• **TASK STATEMENT**
Find the lines that contain the word "grid" and copy each one.

Records that describe figures:
>>>

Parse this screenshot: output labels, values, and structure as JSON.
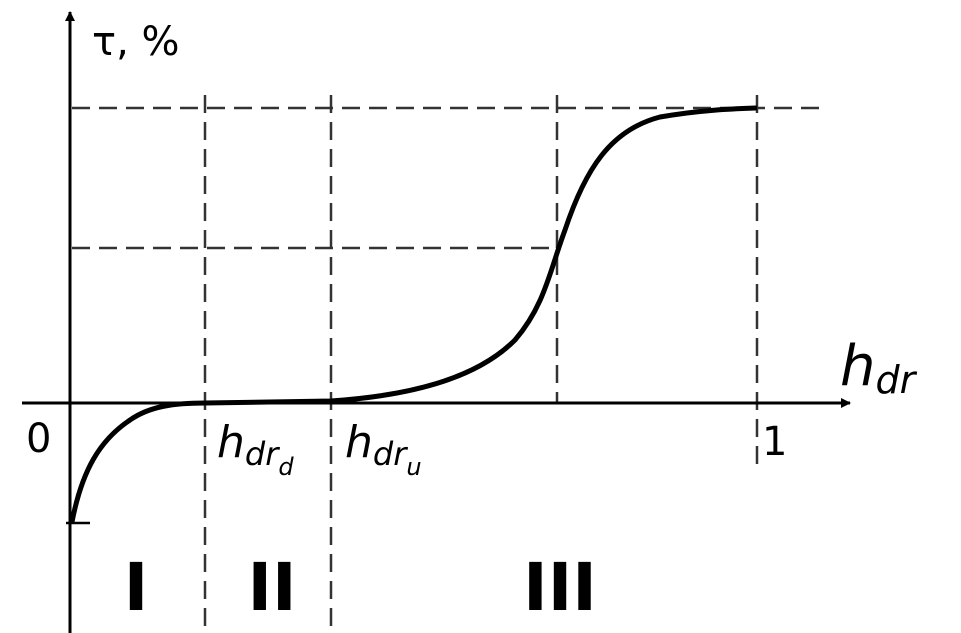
{
  "y_axis_label": "τ, %",
  "x_axis_label": {
    "main": "h",
    "sub": "dr"
  },
  "origin_label": "0",
  "x_end_label": "1",
  "h_down_label": {
    "main": "h",
    "sub": "dr",
    "subsub": "d"
  },
  "h_up_label": {
    "main": "h",
    "sub": "dr",
    "subsub": "u"
  },
  "regions": [
    "I",
    "II",
    "III"
  ],
  "colors": {
    "line": "#000000",
    "dash": "#333333"
  }
}
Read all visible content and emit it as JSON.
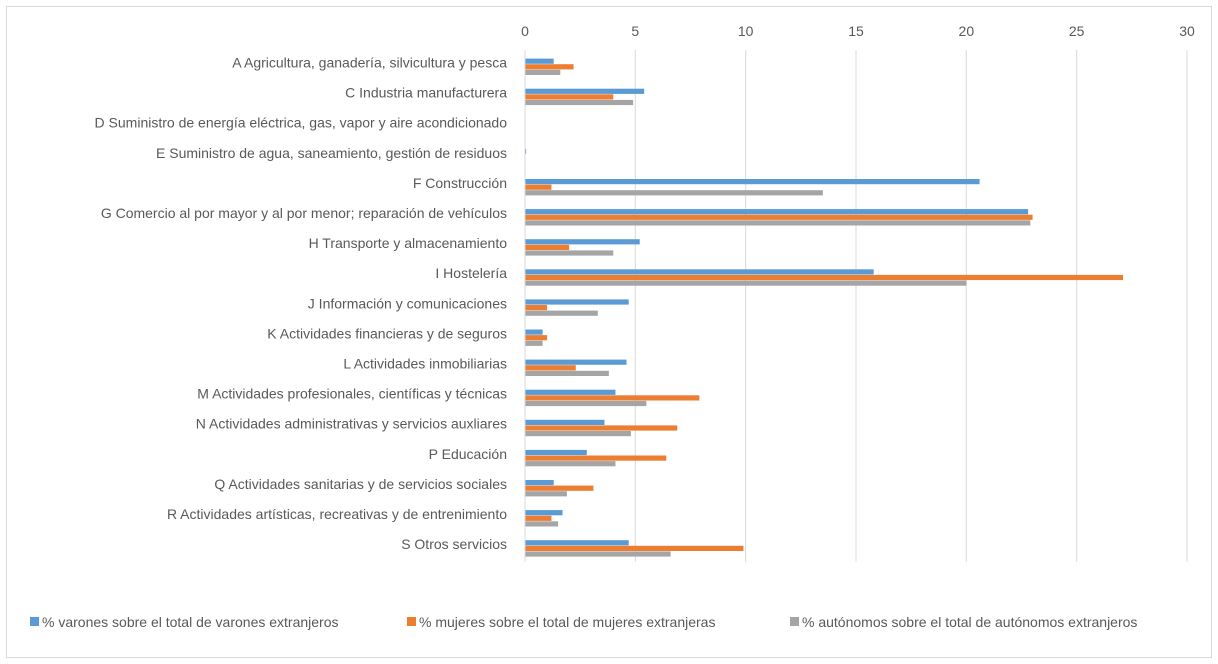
{
  "chart_data": {
    "type": "bar",
    "orientation": "horizontal",
    "axis_position": "top",
    "xlim": [
      0,
      30
    ],
    "xticks": [
      "0",
      "5",
      "10",
      "15",
      "20",
      "25",
      "30"
    ],
    "grid": true,
    "legend_position": "bottom",
    "colors": [
      "#5b9bd5",
      "#ed7d31",
      "#a5a5a5"
    ],
    "categories": [
      "A Agricultura, ganadería, silvicultura y pesca",
      "C Industria manufacturera",
      "D Suministro de energía eléctrica, gas, vapor y aire acondicionado",
      "E Suministro de agua, saneamiento, gestión de residuos",
      "F Construcción",
      "G Comercio al por mayor y al por menor; reparación de vehículos",
      "H Transporte y almacenamiento",
      "I Hostelería",
      "J Información y comunicaciones",
      "K Actividades financieras y de seguros",
      "L Actividades inmobiliarias",
      "M Actividades profesionales, científicas y técnicas",
      "N Actividades administrativas y servicios auxliares",
      "P Educación",
      "Q Actividades sanitarias y de servicios sociales",
      "R Actividades artísticas, recreativas y de entrenimiento",
      "S Otros servicios"
    ],
    "series": [
      {
        "name": "% varones sobre el total de varones extranjeros",
        "values": [
          1.3,
          5.4,
          0.0,
          0.05,
          20.6,
          22.8,
          5.2,
          15.8,
          4.7,
          0.8,
          4.6,
          4.1,
          3.6,
          2.8,
          1.3,
          1.7,
          4.7
        ]
      },
      {
        "name": "% mujeres sobre el total de mujeres extranjeras",
        "values": [
          2.2,
          4.0,
          0.0,
          0.0,
          1.2,
          23.0,
          2.0,
          27.1,
          1.0,
          1.0,
          2.3,
          7.9,
          6.9,
          6.4,
          3.1,
          1.2,
          9.9
        ]
      },
      {
        "name": "% autónomos sobre el total de autónomos extranjeros",
        "values": [
          1.6,
          4.9,
          0.0,
          0.0,
          13.5,
          22.9,
          4.0,
          20.0,
          3.3,
          0.8,
          3.8,
          5.5,
          4.8,
          4.1,
          1.9,
          1.5,
          6.6
        ]
      }
    ]
  }
}
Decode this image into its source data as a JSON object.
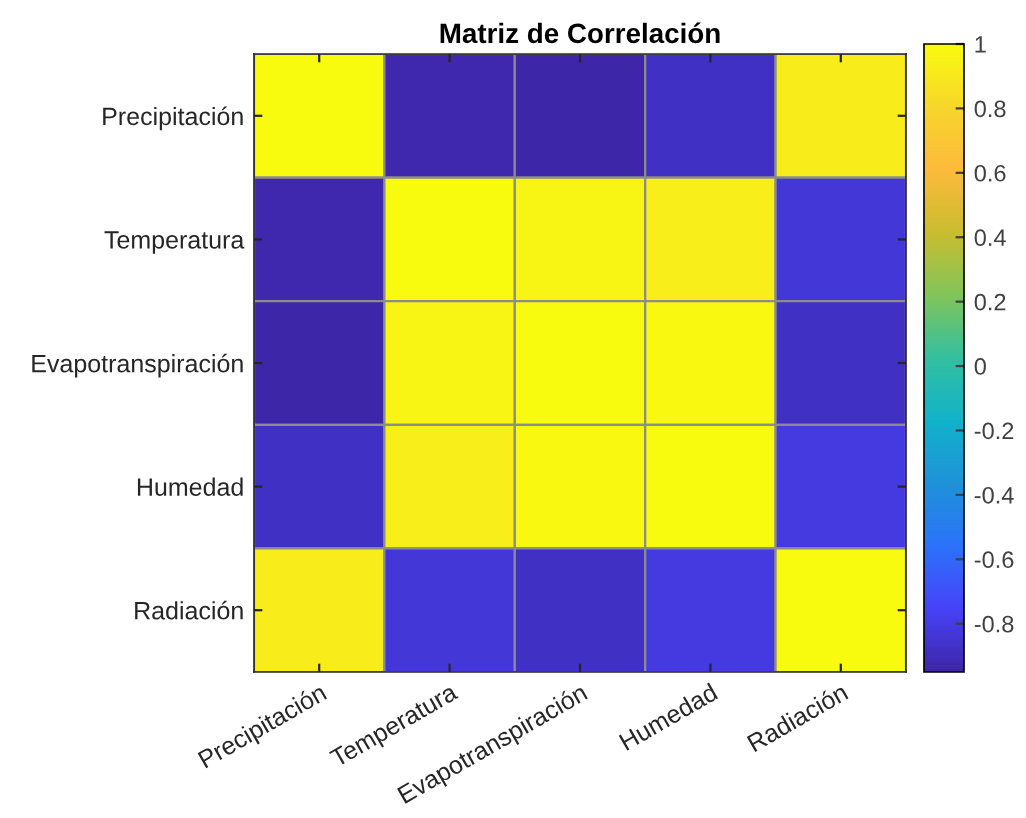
{
  "chart_data": {
    "type": "heatmap",
    "title": "Matriz de Correlación",
    "categories": [
      "Precipitación",
      "Temperatura",
      "Evapotranspiración",
      "Humedad",
      "Radiación"
    ],
    "y_categories": [
      "Precipitación",
      "Temperatura",
      "Evapotranspiración",
      "Humedad",
      "Radiación"
    ],
    "cells": [
      [
        1,
        -0.93,
        -0.95,
        -0.88,
        0.92
      ],
      [
        -0.93,
        1,
        0.96,
        0.93,
        -0.83
      ],
      [
        -0.95,
        0.96,
        1,
        0.98,
        -0.88
      ],
      [
        -0.88,
        0.93,
        0.98,
        1,
        -0.81
      ],
      [
        0.92,
        -0.83,
        -0.88,
        -0.81,
        1
      ]
    ],
    "clim": [
      -0.95,
      1
    ],
    "cticks": [
      -0.8,
      -0.6,
      -0.4,
      -0.2,
      0,
      0.2,
      0.4,
      0.6,
      0.8,
      1
    ]
  }
}
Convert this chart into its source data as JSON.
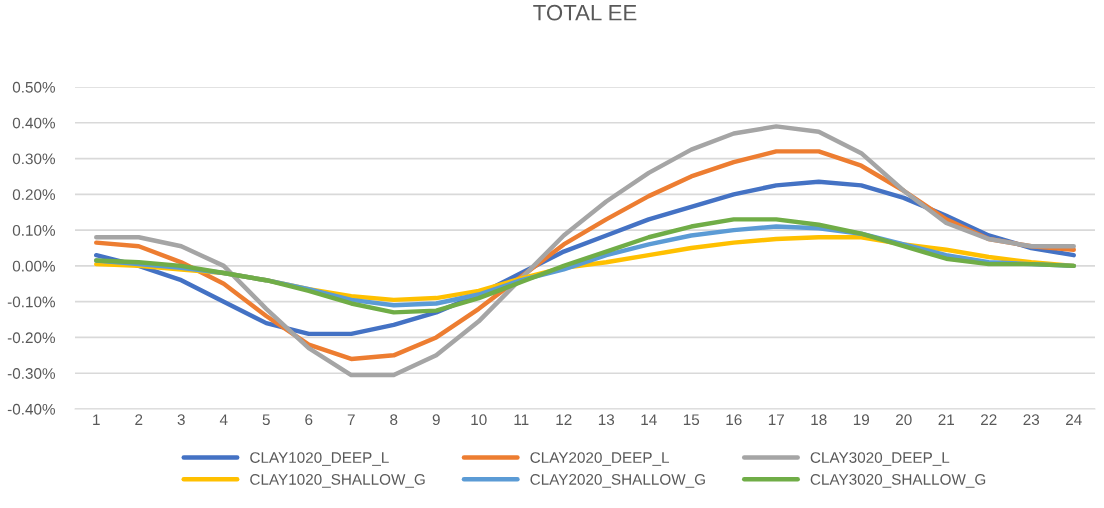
{
  "chart_data": {
    "type": "line",
    "title": "TOTAL EE",
    "categories": [
      "1",
      "2",
      "3",
      "4",
      "5",
      "6",
      "7",
      "8",
      "9",
      "10",
      "11",
      "12",
      "13",
      "14",
      "15",
      "16",
      "17",
      "18",
      "19",
      "20",
      "21",
      "22",
      "23",
      "24"
    ],
    "series": [
      {
        "name": "CLAY1020_DEEP_L",
        "color": "#4472c4",
        "values": [
          0.03,
          0.0,
          -0.04,
          -0.1,
          -0.16,
          -0.19,
          -0.19,
          -0.165,
          -0.13,
          -0.08,
          -0.02,
          0.04,
          0.085,
          0.13,
          0.165,
          0.2,
          0.225,
          0.235,
          0.225,
          0.19,
          0.14,
          0.085,
          0.05,
          0.03
        ]
      },
      {
        "name": "CLAY2020_DEEP_L",
        "color": "#ed7d31",
        "values": [
          0.065,
          0.055,
          0.01,
          -0.05,
          -0.14,
          -0.22,
          -0.26,
          -0.25,
          -0.2,
          -0.12,
          -0.03,
          0.06,
          0.13,
          0.195,
          0.25,
          0.29,
          0.32,
          0.32,
          0.28,
          0.21,
          0.13,
          0.075,
          0.055,
          0.045
        ]
      },
      {
        "name": "CLAY3020_DEEP_L",
        "color": "#a5a5a5",
        "values": [
          0.08,
          0.08,
          0.055,
          0.0,
          -0.12,
          -0.23,
          -0.305,
          -0.305,
          -0.25,
          -0.155,
          -0.035,
          0.085,
          0.18,
          0.26,
          0.325,
          0.37,
          0.39,
          0.375,
          0.315,
          0.21,
          0.12,
          0.075,
          0.055,
          0.055
        ]
      },
      {
        "name": "CLAY1020_SHALLOW_G",
        "color": "#ffc000",
        "values": [
          0.005,
          0.0,
          -0.01,
          -0.02,
          -0.04,
          -0.065,
          -0.085,
          -0.095,
          -0.09,
          -0.07,
          -0.035,
          -0.005,
          0.01,
          0.03,
          0.05,
          0.065,
          0.075,
          0.08,
          0.08,
          0.06,
          0.045,
          0.025,
          0.01,
          0.0
        ]
      },
      {
        "name": "CLAY2020_SHALLOW_G",
        "color": "#5b9bd5",
        "values": [
          0.015,
          0.005,
          -0.005,
          -0.02,
          -0.04,
          -0.065,
          -0.095,
          -0.11,
          -0.105,
          -0.08,
          -0.04,
          -0.01,
          0.03,
          0.06,
          0.085,
          0.1,
          0.11,
          0.105,
          0.09,
          0.06,
          0.03,
          0.01,
          0.005,
          0.0
        ]
      },
      {
        "name": "CLAY3020_SHALLOW_G",
        "color": "#70ad47",
        "values": [
          0.015,
          0.01,
          0.0,
          -0.02,
          -0.04,
          -0.07,
          -0.105,
          -0.13,
          -0.125,
          -0.09,
          -0.045,
          0.0,
          0.04,
          0.08,
          0.11,
          0.13,
          0.13,
          0.115,
          0.09,
          0.055,
          0.02,
          0.005,
          0.005,
          0.0
        ]
      }
    ],
    "ylim": [
      -0.4,
      0.5
    ],
    "yticks": [
      {
        "value": -0.4,
        "label": "-0.40%"
      },
      {
        "value": -0.3,
        "label": "-0.30%"
      },
      {
        "value": -0.2,
        "label": "-0.20%"
      },
      {
        "value": -0.1,
        "label": "-0.10%"
      },
      {
        "value": 0.0,
        "label": "0.00%"
      },
      {
        "value": 0.1,
        "label": "0.10%"
      },
      {
        "value": 0.2,
        "label": "0.20%"
      },
      {
        "value": 0.3,
        "label": "0.30%"
      },
      {
        "value": 0.4,
        "label": "0.40%"
      },
      {
        "value": 0.5,
        "label": "0.50%"
      }
    ],
    "grid": "y",
    "legend": "bottom",
    "marker": "none",
    "line_style": "solid"
  }
}
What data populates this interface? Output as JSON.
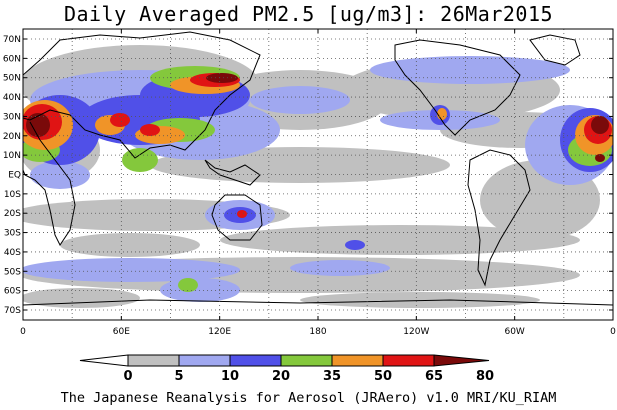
{
  "title": "Daily Averaged PM2.5 [ug/m3]: 26Mar2015",
  "footer": "The Japanese Reanalysis for Aerosol (JRAero) v1.0 MRI/KU_RIAM",
  "lat_labels": [
    "70N",
    "60N",
    "50N",
    "40N",
    "30N",
    "20N",
    "10N",
    "EQ",
    "10S",
    "20S",
    "30S",
    "40S",
    "50S",
    "60S",
    "70S"
  ],
  "lon_labels": [
    "0",
    "60E",
    "120E",
    "180",
    "120W",
    "60W",
    "0"
  ],
  "colorbar": {
    "levels": [
      "0",
      "5",
      "10",
      "20",
      "35",
      "50",
      "65",
      "80"
    ],
    "colors": [
      "#ffffff",
      "#c0c0c0",
      "#a0a8f0",
      "#5050e8",
      "#84c83c",
      "#f09428",
      "#e01414",
      "#7a0a0a"
    ]
  },
  "chart_data": {
    "type": "heatmap",
    "title": "Daily Averaged PM2.5 [ug/m3]: 26Mar2015",
    "x_range": [
      0,
      360
    ],
    "y_range": [
      -75,
      75
    ],
    "grid": true,
    "units": "ug/m3",
    "bins": [
      0,
      5,
      10,
      20,
      35,
      50,
      65,
      80
    ]
  }
}
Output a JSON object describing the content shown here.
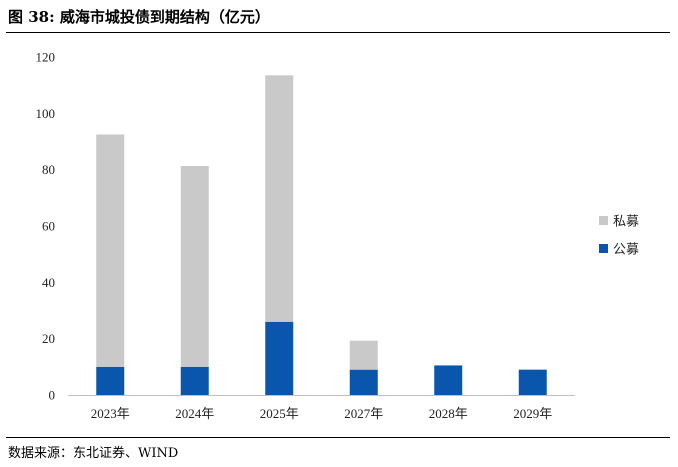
{
  "figure": {
    "title": "图 38:  威海市城投债到期结构（亿元）",
    "source": "数据来源：东北证券、WIND"
  },
  "colors": {
    "public": "#0a56ad",
    "private": "#c9c9c9",
    "axis": "#bfbfbf"
  },
  "chart_data": {
    "type": "bar",
    "stacked": true,
    "categories": [
      "2023年",
      "2024年",
      "2025年",
      "2027年",
      "2028年",
      "2029年"
    ],
    "series": [
      {
        "name": "公募",
        "values": [
          10,
          10,
          26,
          9,
          10.5,
          9
        ]
      },
      {
        "name": "私募",
        "values": [
          82.5,
          71.3,
          87.5,
          10.3,
          0,
          0
        ]
      }
    ],
    "ylim": [
      0,
      120
    ],
    "yticks": [
      0,
      20,
      40,
      60,
      80,
      100,
      120
    ],
    "grid": false,
    "legend_position": "right",
    "legend_order": [
      "私募",
      "公募"
    ]
  }
}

<<<

• **SOLVED EXERCISE**
    "grid": true,
    "grid": "y",
    "grid": true,
    "grid": false,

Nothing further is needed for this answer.